-- START OF EXERCISE DATA --

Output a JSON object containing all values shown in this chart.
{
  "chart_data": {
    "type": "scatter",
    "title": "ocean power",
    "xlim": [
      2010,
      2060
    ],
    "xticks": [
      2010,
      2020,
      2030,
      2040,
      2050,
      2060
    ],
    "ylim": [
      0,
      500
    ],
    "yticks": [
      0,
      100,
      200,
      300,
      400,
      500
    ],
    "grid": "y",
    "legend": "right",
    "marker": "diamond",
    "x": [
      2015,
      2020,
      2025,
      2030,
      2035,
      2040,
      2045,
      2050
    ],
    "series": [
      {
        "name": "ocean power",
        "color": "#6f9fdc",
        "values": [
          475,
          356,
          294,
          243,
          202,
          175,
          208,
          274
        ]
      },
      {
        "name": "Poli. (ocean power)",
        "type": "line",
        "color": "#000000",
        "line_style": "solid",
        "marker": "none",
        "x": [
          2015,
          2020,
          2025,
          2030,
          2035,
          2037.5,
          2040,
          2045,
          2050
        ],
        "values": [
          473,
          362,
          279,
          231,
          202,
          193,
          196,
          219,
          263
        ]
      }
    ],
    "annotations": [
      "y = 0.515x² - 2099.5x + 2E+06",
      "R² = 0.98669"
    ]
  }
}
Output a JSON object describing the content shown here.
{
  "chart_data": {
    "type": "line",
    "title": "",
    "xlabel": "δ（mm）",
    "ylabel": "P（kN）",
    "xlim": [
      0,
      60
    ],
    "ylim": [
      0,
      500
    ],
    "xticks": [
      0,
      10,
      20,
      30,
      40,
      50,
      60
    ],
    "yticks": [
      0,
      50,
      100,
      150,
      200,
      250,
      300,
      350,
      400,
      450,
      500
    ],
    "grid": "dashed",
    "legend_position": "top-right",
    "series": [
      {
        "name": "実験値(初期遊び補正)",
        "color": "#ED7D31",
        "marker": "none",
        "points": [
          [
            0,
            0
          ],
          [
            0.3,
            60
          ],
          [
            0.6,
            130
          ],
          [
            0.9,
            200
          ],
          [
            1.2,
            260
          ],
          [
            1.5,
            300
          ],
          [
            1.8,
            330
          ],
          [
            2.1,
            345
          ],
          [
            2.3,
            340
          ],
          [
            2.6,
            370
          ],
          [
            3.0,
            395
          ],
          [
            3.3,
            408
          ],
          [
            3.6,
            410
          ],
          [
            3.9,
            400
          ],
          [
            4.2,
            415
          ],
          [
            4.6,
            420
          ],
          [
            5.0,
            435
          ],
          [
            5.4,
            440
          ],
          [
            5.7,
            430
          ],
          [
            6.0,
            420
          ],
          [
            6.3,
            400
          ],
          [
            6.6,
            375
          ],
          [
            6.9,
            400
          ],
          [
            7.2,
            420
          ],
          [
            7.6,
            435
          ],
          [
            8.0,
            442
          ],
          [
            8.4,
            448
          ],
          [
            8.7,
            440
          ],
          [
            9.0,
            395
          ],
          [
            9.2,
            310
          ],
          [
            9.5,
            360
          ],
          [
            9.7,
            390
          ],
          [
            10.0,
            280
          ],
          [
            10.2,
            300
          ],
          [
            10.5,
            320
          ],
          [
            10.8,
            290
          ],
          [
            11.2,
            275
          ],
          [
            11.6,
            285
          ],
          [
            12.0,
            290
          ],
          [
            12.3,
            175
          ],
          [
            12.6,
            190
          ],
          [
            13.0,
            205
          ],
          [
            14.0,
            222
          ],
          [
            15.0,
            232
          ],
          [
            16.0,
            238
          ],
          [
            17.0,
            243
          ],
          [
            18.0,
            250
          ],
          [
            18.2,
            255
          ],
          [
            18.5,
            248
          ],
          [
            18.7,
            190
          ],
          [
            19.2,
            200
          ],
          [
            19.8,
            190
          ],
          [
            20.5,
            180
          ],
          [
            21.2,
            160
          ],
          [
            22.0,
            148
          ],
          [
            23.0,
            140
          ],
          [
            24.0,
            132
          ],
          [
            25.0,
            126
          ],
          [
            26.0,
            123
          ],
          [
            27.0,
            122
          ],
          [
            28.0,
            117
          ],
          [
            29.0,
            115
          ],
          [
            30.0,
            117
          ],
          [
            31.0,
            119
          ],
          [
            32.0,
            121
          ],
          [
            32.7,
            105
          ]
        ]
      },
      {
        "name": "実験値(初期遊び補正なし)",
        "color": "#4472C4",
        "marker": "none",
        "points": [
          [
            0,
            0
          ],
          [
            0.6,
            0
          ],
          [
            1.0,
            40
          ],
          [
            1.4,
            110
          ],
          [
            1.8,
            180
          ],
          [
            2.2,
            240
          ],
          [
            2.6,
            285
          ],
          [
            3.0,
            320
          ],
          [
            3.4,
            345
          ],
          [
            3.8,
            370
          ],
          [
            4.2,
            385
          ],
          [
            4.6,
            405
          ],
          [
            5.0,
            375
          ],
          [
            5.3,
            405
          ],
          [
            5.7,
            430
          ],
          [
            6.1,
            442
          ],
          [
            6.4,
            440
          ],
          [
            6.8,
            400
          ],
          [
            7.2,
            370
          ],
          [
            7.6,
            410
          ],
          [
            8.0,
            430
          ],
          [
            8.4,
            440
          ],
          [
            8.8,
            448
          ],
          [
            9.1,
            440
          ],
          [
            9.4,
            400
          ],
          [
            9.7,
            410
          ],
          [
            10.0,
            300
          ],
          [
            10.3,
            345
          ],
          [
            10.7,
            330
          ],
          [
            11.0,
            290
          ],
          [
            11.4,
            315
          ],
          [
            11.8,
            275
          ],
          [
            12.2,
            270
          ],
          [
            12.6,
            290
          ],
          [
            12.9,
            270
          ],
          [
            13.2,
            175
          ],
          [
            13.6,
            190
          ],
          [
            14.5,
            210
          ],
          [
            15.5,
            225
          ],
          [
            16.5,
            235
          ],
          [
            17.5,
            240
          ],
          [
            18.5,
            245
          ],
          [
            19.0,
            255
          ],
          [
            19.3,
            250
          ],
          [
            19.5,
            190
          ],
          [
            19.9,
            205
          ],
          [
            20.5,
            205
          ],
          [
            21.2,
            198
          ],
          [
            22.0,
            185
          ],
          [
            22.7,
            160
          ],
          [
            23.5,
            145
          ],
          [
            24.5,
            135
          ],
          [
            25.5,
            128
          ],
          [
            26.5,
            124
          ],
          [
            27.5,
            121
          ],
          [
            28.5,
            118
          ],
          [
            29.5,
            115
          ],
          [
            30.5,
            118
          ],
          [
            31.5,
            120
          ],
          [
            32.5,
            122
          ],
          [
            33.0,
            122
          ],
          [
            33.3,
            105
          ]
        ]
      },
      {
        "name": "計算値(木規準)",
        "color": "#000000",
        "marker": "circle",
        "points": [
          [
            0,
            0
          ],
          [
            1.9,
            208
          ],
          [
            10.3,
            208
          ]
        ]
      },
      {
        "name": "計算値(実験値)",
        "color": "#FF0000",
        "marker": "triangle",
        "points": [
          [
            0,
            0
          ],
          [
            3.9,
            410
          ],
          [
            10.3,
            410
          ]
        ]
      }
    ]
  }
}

-- END OF EXERCISE DATA --

WHAT THIS TASK INVOLVES:
Above are some records. Count the lines among them with the word "object", and answer with the number only.

EXERCISE SOLUTION:
2